# [WHAT IS NEEDED]
Look below and pull out each line with the word "name".

# [DATA SECTION]
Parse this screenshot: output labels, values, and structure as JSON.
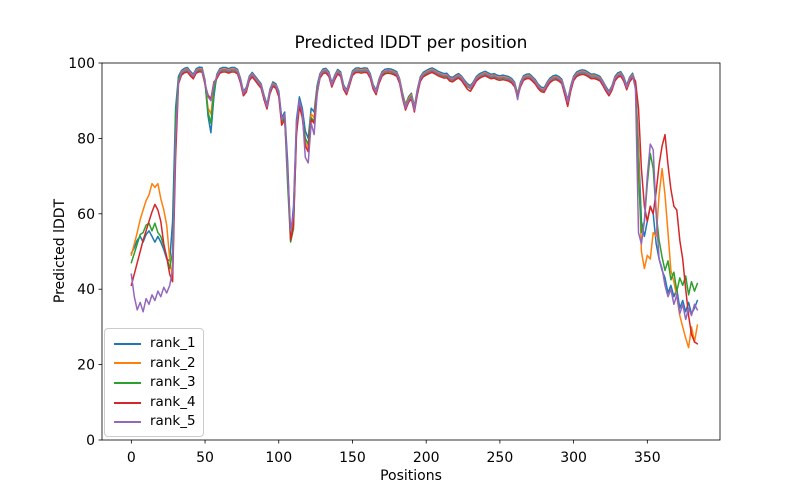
{
  "chart_data": {
    "type": "line",
    "title": "Predicted lDDT per position",
    "xlabel": "Positions",
    "ylabel": "Predicted lDDT",
    "xlim": [
      -19.9,
      399.3
    ],
    "ylim": [
      0,
      100
    ],
    "xticks": [
      0,
      50,
      100,
      150,
      200,
      250,
      300,
      350
    ],
    "yticks": [
      0,
      20,
      40,
      60,
      80,
      100
    ],
    "grid": false,
    "legend_position": "lower left",
    "x_start": 0,
    "x_step": 2,
    "series": [
      {
        "name": "rank_1",
        "color": "#1f77b4",
        "values": [
          49.5,
          51,
          53,
          54,
          52.5,
          54.5,
          55.5,
          54,
          52.5,
          54,
          52.5,
          50.5,
          48,
          47.5,
          58,
          88,
          96.5,
          98,
          98.6,
          98.8,
          97.8,
          97,
          98.5,
          98.9,
          98.8,
          95.5,
          86,
          81.5,
          91,
          97,
          98.5,
          98.8,
          98.8,
          98.5,
          98.8,
          98.8,
          98.3,
          96,
          92.5,
          93.5,
          96.5,
          97.5,
          96.5,
          95.5,
          94.5,
          91.5,
          89,
          93,
          95,
          94.5,
          92.5,
          85.5,
          87,
          74,
          53.5,
          62,
          85,
          91,
          88,
          82,
          80,
          88,
          87,
          94,
          97.2,
          98.4,
          98.6,
          97.6,
          94.8,
          96.8,
          98.3,
          97.6,
          94.2,
          92.8,
          95.2,
          97.9,
          98.6,
          98.7,
          98.5,
          98.7,
          98.6,
          97.2,
          94.3,
          92.8,
          95.7,
          97.7,
          98.3,
          98.5,
          98.4,
          98.1,
          97.7,
          95.8,
          92,
          89,
          91,
          92,
          88.5,
          93,
          96.3,
          97.5,
          98,
          98.4,
          98.7,
          98.3,
          97.8,
          97.5,
          97.2,
          97.3,
          96.4,
          96.2,
          96.8,
          97.2,
          96.5,
          95.4,
          94.5,
          94,
          95,
          96.4,
          97.1,
          97.5,
          97.8,
          97.4,
          97,
          97.2,
          96.8,
          96.6,
          96.8,
          96.6,
          96.4,
          95.9,
          94.9,
          91.8,
          94.9,
          96.6,
          97,
          97.1,
          96.4,
          95.6,
          94.4,
          93.6,
          93.4,
          94.9,
          96,
          96.6,
          96.8,
          96.4,
          95.7,
          93,
          90.2,
          93.9,
          96.5,
          97.6,
          98,
          98.2,
          98,
          97.5,
          97,
          97.1,
          96.8,
          96.4,
          95.1,
          93.7,
          92.5,
          93.9,
          96.4,
          97.4,
          97.7,
          96.4,
          94.1,
          96.2,
          97.3,
          94.8,
          78,
          58,
          54,
          58,
          62,
          60,
          52,
          48,
          45,
          43,
          39,
          41,
          38,
          40,
          35,
          37,
          34,
          36.5,
          33.5,
          35,
          37
        ]
      },
      {
        "name": "rank_2",
        "color": "#ff7f0e",
        "values": [
          49,
          52,
          55,
          58.5,
          61,
          63.5,
          65,
          68,
          67,
          68,
          64,
          61,
          57,
          48,
          43,
          82,
          95.5,
          97.6,
          98.2,
          98.4,
          97.4,
          96.6,
          98.1,
          98.5,
          98.4,
          95.1,
          88,
          86.5,
          93.5,
          96.6,
          98.1,
          98.4,
          98.4,
          98.1,
          98.4,
          98.4,
          97.9,
          95.6,
          92.1,
          93.1,
          96.1,
          97.1,
          96.1,
          95.1,
          94.1,
          91.1,
          88.6,
          92.6,
          94.6,
          94.1,
          92,
          84,
          86,
          70,
          54.5,
          58,
          83,
          89.5,
          86.5,
          79,
          77.5,
          86.5,
          85.5,
          93,
          96.8,
          98,
          98.2,
          97.2,
          94.4,
          96.4,
          97.9,
          97.2,
          93.8,
          92.4,
          94.8,
          97.5,
          98.2,
          98.3,
          98.1,
          98.3,
          98.2,
          96.8,
          93.9,
          92.4,
          95.3,
          97.3,
          97.9,
          98.1,
          98,
          97.7,
          97.3,
          95.4,
          91.6,
          88.6,
          90.6,
          91.6,
          88.1,
          92.6,
          95.9,
          97.1,
          97.6,
          98,
          98.3,
          97.9,
          97.4,
          97.1,
          96.8,
          96.9,
          96,
          95.8,
          96.4,
          96.8,
          96.1,
          95,
          94.1,
          93.6,
          94.6,
          96,
          96.7,
          97.1,
          97.4,
          97,
          96.6,
          96.8,
          96.4,
          96.2,
          96.4,
          96.2,
          96,
          95.5,
          94.5,
          91.4,
          94.5,
          96.2,
          96.6,
          96.7,
          96,
          95.2,
          94,
          93.2,
          93,
          94.5,
          95.6,
          96.2,
          96.4,
          96,
          95.3,
          92.6,
          89.8,
          93.5,
          96.1,
          97.2,
          97.6,
          97.8,
          97.6,
          97.1,
          96.6,
          96.7,
          96.4,
          96,
          94.7,
          93.3,
          92.1,
          93.5,
          96,
          97,
          97.3,
          96,
          93.7,
          95.8,
          96.9,
          94.4,
          75,
          50,
          45.5,
          49,
          48,
          55,
          54,
          65,
          72,
          65,
          55,
          45,
          42,
          38,
          33,
          30,
          27,
          24.5,
          30,
          26,
          30.5
        ]
      },
      {
        "name": "rank_3",
        "color": "#2ca02c",
        "values": [
          47,
          49.5,
          52,
          54.5,
          55,
          57,
          57.5,
          55.5,
          57.5,
          55,
          54,
          51.5,
          48.5,
          45.5,
          50,
          86,
          96,
          97.2,
          97.8,
          98,
          97,
          96.2,
          97.7,
          98.1,
          98,
          94.7,
          87,
          84,
          92.5,
          96.2,
          97.7,
          98,
          98,
          97.7,
          98,
          98,
          97.5,
          95.2,
          91.7,
          92.7,
          95.7,
          96.7,
          95.7,
          94.7,
          93.7,
          90.7,
          88.2,
          92.2,
          94.2,
          93.7,
          91.5,
          84.5,
          85.5,
          68,
          52.5,
          56,
          82,
          89,
          86,
          80,
          78.5,
          85.5,
          84.5,
          92.5,
          96.4,
          97.6,
          97.8,
          96.8,
          94,
          96,
          97.5,
          96.8,
          93.4,
          92,
          94.4,
          97.1,
          97.8,
          97.9,
          97.7,
          97.9,
          97.8,
          96.4,
          93.5,
          92,
          94.9,
          96.9,
          97.5,
          97.7,
          97.6,
          97.3,
          96.9,
          95,
          91.2,
          88.2,
          90.2,
          91.2,
          87.7,
          92.2,
          95.5,
          96.7,
          97.2,
          97.6,
          97.9,
          97.5,
          97,
          96.7,
          96.4,
          96.5,
          95.6,
          95.4,
          96,
          96.4,
          95.7,
          94.6,
          93.7,
          93.2,
          94.2,
          95.6,
          96.3,
          96.7,
          97,
          96.6,
          96.2,
          96.4,
          96,
          95.8,
          96,
          95.8,
          95.6,
          95.1,
          94.1,
          91,
          94.1,
          95.8,
          96.2,
          96.3,
          95.6,
          94.8,
          93.6,
          92.8,
          92.6,
          94.1,
          95.2,
          95.8,
          96,
          95.6,
          94.9,
          92.2,
          89.4,
          93.1,
          95.7,
          96.8,
          97.2,
          97.4,
          97.2,
          96.7,
          96.2,
          96.3,
          96,
          95.6,
          94.3,
          92.9,
          91.7,
          93.1,
          95.6,
          96.6,
          96.9,
          95.6,
          93.3,
          95.4,
          96.5,
          94,
          70,
          55,
          58,
          68,
          76,
          72,
          60,
          53,
          48.5,
          45,
          47.5,
          42.5,
          44.5,
          39.5,
          43,
          41,
          43.5,
          38.5,
          42,
          39.5,
          41.5
        ]
      },
      {
        "name": "rank_4",
        "color": "#d62728",
        "values": [
          41,
          44,
          47,
          50,
          53,
          55.5,
          58,
          60.5,
          62.5,
          61,
          58,
          52,
          48.5,
          44,
          42,
          75,
          94.5,
          96.8,
          97.4,
          97.6,
          96.6,
          95.8,
          97.3,
          97.7,
          97.6,
          94.3,
          91.5,
          90.5,
          95,
          95.8,
          97.3,
          97.6,
          97.6,
          97.3,
          97.6,
          97.6,
          97.1,
          94.8,
          91.3,
          92.3,
          95.3,
          96.3,
          95.3,
          94.3,
          93.3,
          90.3,
          87.8,
          91.8,
          93.8,
          93.3,
          91,
          83.5,
          85,
          72,
          53,
          57,
          81,
          88.5,
          85.5,
          78,
          76.5,
          85,
          84,
          92,
          96,
          97.2,
          97.4,
          96.4,
          93.6,
          95.6,
          97.1,
          96.4,
          93,
          91.6,
          94,
          96.7,
          97.4,
          97.5,
          97.3,
          97.5,
          97.4,
          96,
          93.1,
          91.6,
          94.5,
          96.5,
          97.1,
          97.3,
          97.2,
          96.9,
          96.5,
          94.6,
          90.5,
          87.5,
          89.5,
          90.5,
          87,
          91.5,
          95.1,
          96.3,
          96.8,
          97.2,
          97.5,
          97.1,
          96.6,
          96.3,
          96,
          96.1,
          95.2,
          95,
          95.6,
          96,
          95.3,
          94.2,
          93,
          92.5,
          93.8,
          95.2,
          95.9,
          96.3,
          96.6,
          96.2,
          95.8,
          96,
          95.6,
          95.4,
          95.6,
          95.4,
          95.2,
          94.7,
          93.7,
          91,
          93.7,
          95.4,
          95.8,
          95.9,
          95.2,
          94.4,
          93.2,
          92.4,
          92.2,
          93.7,
          94.8,
          95.4,
          95.6,
          95.2,
          94.5,
          91.5,
          88.5,
          92.5,
          95.3,
          96.4,
          96.8,
          97,
          96.8,
          96.3,
          95.8,
          95.9,
          95.6,
          95.2,
          93.9,
          92.5,
          91.3,
          92.7,
          95.2,
          96.2,
          96.5,
          95.2,
          92.9,
          95,
          96.1,
          95.2,
          88,
          72,
          62,
          58,
          62,
          60,
          66,
          73,
          78,
          81,
          73,
          66.5,
          62,
          61,
          53,
          48,
          40,
          33,
          28,
          26,
          25.5
        ]
      },
      {
        "name": "rank_5",
        "color": "#9467bd",
        "values": [
          44,
          38,
          34.5,
          36.5,
          34,
          37.5,
          36,
          38.5,
          37,
          39.5,
          38,
          40.5,
          39,
          41,
          45,
          80,
          95,
          97.4,
          98,
          98.2,
          97.2,
          96.4,
          97.9,
          98.3,
          98.2,
          94.9,
          91,
          90,
          94.5,
          96.4,
          97.9,
          98.2,
          98.2,
          97.9,
          98.2,
          98.2,
          97.7,
          95.4,
          91.9,
          92.9,
          95.9,
          96.9,
          95.9,
          94.9,
          93.9,
          90.9,
          88.4,
          92.4,
          94.4,
          93.9,
          92,
          85,
          86.5,
          71,
          55.5,
          60,
          84,
          90,
          87,
          75,
          73.5,
          84,
          81,
          91.5,
          96.6,
          97.8,
          98,
          97,
          94.2,
          96.2,
          97.7,
          97,
          93.6,
          92.2,
          94.6,
          97.3,
          98,
          98.1,
          97.9,
          98.1,
          98,
          96.6,
          93.7,
          92.2,
          95.1,
          97.1,
          97.7,
          97.9,
          97.8,
          97.5,
          97.1,
          95.2,
          91,
          88,
          90,
          91,
          87.5,
          92.4,
          95.7,
          96.9,
          97.4,
          97.8,
          98.1,
          97.7,
          97.2,
          96.9,
          96.6,
          96.7,
          95.8,
          95.6,
          96.2,
          96.6,
          95.9,
          94.8,
          93.9,
          93.4,
          94.4,
          95.8,
          96.5,
          96.9,
          97.2,
          96.8,
          96.4,
          96.6,
          96.2,
          96,
          96.2,
          96,
          95.8,
          95.3,
          94.3,
          90.3,
          94.3,
          96,
          96.4,
          96.5,
          95.8,
          95,
          93.8,
          93,
          92.8,
          94.3,
          95.4,
          96,
          96.2,
          95.8,
          95.1,
          92.4,
          89.6,
          93.3,
          95.9,
          97,
          97.4,
          97.6,
          97.4,
          96.9,
          96.4,
          96.5,
          96.2,
          95.8,
          94.5,
          93.1,
          91.9,
          93.3,
          95.8,
          96.8,
          97.1,
          95.8,
          93.5,
          95.6,
          96.7,
          93,
          55,
          52,
          58,
          70,
          78.5,
          77,
          60,
          48,
          45.5,
          41,
          38,
          40,
          36,
          38.5,
          33.5,
          36,
          32,
          35,
          33,
          36,
          34.5
        ]
      }
    ]
  }
}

# [TASK RESULT]
        "name": "rank_1",
        "name": "rank_2",
        "name": "rank_3",
        "name": "rank_4",
        "name": "rank_5",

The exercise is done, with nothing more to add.